TASK OBJECTIVE: Filter the listing below, copying every line in which the word "displacement" appears.

(Records contained in a dataset)
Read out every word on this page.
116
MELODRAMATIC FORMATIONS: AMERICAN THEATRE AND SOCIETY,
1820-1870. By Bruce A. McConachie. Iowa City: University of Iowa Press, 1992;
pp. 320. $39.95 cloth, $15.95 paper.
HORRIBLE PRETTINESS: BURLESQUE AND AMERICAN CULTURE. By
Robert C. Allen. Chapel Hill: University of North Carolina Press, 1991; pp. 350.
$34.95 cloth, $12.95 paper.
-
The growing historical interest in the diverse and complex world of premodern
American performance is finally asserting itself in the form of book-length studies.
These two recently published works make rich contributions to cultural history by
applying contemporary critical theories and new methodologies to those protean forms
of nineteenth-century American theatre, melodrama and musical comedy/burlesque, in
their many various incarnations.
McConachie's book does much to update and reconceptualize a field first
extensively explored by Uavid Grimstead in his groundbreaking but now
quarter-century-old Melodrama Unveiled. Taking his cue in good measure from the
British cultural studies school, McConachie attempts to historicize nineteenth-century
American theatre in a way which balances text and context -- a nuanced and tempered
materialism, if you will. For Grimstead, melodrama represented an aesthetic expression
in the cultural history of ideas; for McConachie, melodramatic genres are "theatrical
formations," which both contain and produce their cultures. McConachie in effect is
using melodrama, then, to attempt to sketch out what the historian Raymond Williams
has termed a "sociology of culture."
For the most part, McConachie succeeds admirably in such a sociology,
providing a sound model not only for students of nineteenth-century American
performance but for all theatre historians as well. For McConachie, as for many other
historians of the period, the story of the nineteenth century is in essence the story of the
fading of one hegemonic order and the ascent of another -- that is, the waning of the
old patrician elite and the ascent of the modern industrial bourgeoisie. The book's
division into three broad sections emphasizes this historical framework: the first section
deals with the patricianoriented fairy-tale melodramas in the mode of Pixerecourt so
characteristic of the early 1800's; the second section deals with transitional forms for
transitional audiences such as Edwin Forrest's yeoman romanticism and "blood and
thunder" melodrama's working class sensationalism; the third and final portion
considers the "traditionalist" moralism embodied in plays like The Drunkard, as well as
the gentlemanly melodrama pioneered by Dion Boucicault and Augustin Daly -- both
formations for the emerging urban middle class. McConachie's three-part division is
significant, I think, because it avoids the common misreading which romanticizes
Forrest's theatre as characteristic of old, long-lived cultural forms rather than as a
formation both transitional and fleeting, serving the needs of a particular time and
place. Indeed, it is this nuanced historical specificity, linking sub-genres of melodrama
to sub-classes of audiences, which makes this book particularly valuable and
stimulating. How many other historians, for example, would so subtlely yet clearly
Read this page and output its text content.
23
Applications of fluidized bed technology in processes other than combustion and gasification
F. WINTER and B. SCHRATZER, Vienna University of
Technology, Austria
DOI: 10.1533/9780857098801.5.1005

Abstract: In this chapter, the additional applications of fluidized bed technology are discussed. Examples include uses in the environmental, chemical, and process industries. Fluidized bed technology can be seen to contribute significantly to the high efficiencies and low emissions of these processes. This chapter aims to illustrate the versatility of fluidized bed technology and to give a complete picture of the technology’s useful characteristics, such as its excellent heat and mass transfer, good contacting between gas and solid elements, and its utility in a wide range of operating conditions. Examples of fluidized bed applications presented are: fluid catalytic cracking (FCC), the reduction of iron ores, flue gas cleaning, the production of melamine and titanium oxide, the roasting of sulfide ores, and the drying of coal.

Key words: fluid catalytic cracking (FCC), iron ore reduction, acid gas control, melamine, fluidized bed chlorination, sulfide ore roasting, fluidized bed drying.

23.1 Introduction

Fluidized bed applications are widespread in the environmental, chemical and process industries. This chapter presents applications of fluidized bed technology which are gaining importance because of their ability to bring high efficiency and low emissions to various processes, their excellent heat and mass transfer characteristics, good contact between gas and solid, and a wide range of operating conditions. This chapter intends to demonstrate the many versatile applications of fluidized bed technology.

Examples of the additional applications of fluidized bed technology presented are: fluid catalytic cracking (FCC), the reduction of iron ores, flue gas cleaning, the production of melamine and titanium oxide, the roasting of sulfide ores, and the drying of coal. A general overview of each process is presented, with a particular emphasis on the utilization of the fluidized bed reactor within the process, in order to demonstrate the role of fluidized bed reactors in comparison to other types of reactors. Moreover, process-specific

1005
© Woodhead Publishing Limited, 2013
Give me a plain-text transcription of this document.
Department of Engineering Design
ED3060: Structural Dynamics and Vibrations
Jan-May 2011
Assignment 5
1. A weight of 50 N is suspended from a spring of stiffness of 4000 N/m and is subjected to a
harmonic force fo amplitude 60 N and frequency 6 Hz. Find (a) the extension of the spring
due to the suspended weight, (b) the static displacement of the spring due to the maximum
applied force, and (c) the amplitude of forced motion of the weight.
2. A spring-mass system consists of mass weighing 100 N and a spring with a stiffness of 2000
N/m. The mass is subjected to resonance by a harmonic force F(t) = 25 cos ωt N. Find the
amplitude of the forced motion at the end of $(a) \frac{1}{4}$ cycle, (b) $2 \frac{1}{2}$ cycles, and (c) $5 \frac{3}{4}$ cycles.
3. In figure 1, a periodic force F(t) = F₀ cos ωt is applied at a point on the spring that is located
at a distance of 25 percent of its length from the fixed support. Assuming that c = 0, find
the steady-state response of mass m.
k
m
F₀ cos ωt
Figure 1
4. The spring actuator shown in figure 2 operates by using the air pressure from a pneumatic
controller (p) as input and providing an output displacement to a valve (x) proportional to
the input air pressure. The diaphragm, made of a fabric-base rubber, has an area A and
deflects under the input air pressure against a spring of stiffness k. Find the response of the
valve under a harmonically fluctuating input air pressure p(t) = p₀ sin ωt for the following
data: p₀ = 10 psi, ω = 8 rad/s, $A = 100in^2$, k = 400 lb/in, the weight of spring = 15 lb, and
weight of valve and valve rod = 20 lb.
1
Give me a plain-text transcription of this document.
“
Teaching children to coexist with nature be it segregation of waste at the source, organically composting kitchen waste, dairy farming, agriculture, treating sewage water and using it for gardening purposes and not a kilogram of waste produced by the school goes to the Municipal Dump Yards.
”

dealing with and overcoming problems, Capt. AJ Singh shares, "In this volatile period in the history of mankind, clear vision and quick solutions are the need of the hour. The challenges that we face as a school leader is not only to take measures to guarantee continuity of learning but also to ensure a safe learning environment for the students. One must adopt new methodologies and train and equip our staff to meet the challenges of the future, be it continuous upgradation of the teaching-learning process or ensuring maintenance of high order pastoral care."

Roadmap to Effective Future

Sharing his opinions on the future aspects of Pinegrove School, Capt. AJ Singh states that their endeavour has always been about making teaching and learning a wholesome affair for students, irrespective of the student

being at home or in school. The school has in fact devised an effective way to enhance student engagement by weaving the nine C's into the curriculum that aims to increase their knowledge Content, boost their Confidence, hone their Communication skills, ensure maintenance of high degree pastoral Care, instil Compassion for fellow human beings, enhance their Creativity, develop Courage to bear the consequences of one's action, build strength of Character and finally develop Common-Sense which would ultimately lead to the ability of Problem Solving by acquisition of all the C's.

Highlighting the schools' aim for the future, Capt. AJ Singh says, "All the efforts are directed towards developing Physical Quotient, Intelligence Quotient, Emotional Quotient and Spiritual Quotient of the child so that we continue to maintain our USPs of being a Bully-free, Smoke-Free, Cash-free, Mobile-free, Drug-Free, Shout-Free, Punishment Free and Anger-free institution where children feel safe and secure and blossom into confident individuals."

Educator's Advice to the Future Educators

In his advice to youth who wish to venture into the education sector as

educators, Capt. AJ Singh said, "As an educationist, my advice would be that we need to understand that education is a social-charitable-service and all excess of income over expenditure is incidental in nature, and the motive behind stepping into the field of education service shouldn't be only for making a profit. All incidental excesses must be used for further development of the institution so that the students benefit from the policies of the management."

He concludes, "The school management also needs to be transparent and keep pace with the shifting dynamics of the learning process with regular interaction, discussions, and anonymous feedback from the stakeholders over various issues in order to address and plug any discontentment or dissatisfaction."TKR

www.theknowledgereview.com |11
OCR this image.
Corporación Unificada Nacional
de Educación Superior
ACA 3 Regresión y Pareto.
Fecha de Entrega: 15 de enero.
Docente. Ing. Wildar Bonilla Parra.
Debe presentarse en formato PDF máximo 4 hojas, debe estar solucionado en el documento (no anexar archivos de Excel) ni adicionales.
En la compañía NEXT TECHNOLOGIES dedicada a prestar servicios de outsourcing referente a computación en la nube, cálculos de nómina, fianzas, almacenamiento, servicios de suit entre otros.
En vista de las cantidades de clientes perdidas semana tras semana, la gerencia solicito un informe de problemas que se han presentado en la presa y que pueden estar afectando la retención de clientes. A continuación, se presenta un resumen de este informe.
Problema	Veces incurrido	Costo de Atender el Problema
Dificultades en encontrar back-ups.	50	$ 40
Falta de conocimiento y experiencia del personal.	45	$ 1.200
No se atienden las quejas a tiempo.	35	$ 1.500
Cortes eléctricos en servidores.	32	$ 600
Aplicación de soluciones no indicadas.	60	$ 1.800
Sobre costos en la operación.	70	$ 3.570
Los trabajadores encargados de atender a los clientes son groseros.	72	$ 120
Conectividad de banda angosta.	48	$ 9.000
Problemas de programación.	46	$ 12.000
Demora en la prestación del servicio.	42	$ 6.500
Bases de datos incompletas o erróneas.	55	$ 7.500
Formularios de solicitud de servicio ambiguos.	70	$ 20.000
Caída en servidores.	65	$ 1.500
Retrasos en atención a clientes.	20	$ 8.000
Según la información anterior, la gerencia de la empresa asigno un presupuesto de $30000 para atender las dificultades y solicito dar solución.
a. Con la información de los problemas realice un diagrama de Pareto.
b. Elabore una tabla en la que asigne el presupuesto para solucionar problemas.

ANSWER FOR THE TASK:
due to the suspended weight, (b) the static displacement of the spring due to the maximum
controller (p) as input and providing an output displacement to a valve (x) proportional to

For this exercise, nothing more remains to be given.